■ Instruction: Copy out the entries below in full and exactly.

begin

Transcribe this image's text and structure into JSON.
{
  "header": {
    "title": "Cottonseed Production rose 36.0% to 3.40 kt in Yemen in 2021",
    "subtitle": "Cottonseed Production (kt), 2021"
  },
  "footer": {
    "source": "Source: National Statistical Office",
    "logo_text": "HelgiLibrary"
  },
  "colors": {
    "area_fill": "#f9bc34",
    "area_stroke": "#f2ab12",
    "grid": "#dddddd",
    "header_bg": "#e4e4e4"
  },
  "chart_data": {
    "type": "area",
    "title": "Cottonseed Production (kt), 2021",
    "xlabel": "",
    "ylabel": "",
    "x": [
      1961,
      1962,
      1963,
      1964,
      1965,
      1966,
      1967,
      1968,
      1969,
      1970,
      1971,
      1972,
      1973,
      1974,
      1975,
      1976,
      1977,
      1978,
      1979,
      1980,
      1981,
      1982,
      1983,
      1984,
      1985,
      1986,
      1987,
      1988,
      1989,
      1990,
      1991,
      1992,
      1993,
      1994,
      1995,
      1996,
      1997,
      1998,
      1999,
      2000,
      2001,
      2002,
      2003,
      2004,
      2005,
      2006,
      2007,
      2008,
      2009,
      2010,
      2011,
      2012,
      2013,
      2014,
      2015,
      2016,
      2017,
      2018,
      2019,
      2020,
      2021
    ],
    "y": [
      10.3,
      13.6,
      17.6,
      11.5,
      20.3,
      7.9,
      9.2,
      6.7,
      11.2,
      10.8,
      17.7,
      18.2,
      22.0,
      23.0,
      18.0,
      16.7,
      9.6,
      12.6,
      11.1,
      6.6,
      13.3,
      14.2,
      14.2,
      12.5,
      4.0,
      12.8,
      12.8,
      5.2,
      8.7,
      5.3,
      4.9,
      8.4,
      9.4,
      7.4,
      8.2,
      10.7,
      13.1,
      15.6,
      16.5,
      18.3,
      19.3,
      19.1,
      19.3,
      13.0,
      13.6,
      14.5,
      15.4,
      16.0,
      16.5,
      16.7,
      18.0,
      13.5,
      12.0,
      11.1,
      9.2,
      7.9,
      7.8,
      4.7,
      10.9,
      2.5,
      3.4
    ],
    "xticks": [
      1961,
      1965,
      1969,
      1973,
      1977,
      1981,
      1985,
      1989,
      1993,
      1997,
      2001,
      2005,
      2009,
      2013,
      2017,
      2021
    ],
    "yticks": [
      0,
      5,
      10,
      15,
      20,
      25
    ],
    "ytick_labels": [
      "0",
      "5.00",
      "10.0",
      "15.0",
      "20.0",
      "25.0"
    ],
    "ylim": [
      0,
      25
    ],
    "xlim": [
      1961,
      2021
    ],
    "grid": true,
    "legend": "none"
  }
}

end

■ Finished answer:
Transcribe this image's text and structure into JSON.
{
  "header": {
    "title": "Cottonseed Production rose 36.0% to 3.40 kt in Yemen in 2021",
    "subtitle": "Cottonseed Production (kt), 2021"
  },
  "footer": {
    "source": "Source: National Statistical Office",
    "logo_text": "HelgiLibrary"
  },
  "colors": {
    "area_fill": "#f9bc34",
    "area_stroke": "#f2ab12",
    "grid": "#dddddd",
    "header_bg": "#e4e4e4"
  },
  "chart_data": {
    "type": "area",
    "title": "Cottonseed Production (kt), 2021",
    "xlabel": "",
    "ylabel": "",
    "x": [
      1961,
      1962,
      1963,
      1964,
      1965,
      1966,
      1967,
      1968,
      1969,
      1970,
      1971,
      1972,
      1973,
      1974,
      1975,
      1976,
      1977,
      1978,
      1979,
      1980,
      1981,
      1982,
      1983,
      1984,
      1985,
      1986,
      1987,
      1988,
      1989,
      1990,
      1991,
      1992,
      1993,
      1994,
      1995,
      1996,
      1997,
      1998,
      1999,
      2000,
      2001,
      2002,
      2003,
      2004,
      2005,
      2006,
      2007,
      2008,
      2009,
      2010,
      2011,
      2012,
      2013,
      2014,
      2015,
      2016,
      2017,
      2018,
      2019,
      2020,
      2021
    ],
    "y": [
      10.3,
      13.6,
      17.6,
      11.5,
      20.3,
      7.9,
      9.2,
      6.7,
      11.2,
      10.8,
      17.7,
      18.2,
      22.0,
      23.0,
      18.0,
      16.7,
      9.6,
      12.6,
      11.1,
      6.6,
      13.3,
      14.2,
      14.2,
      12.5,
      4.0,
      12.8,
      12.8,
      5.2,
      8.7,
      5.3,
      4.9,
      8.4,
      9.4,
      7.4,
      8.2,
      10.7,
      13.1,
      15.6,
      16.5,
      18.3,
      19.3,
      19.1,
      19.3,
      13.0,
      13.6,
      14.5,
      15.4,
      16.0,
      16.5,
      16.7,
      18.0,
      13.5,
      12.0,
      11.1,
      9.2,
      7.9,
      7.8,
      4.7,
      10.9,
      2.5,
      3.4
    ],
    "xticks": [
      1961,
      1965,
      1969,
      1973,
      1977,
      1981,
      1985,
      1989,
      1993,
      1997,
      2001,
      2005,
      2009,
      2013,
      2017,
      2021
    ],
    "yticks": [
      0,
      5,
      10,
      15,
      20,
      25
    ],
    "ytick_labels": [
      "0",
      "5.00",
      "10.0",
      "15.0",
      "20.0",
      "25.0"
    ],
    "ylim": [
      0,
      25
    ],
    "xlim": [
      1961,
      2021
    ],
    "grid": true,
    "legend": "none"
  }
}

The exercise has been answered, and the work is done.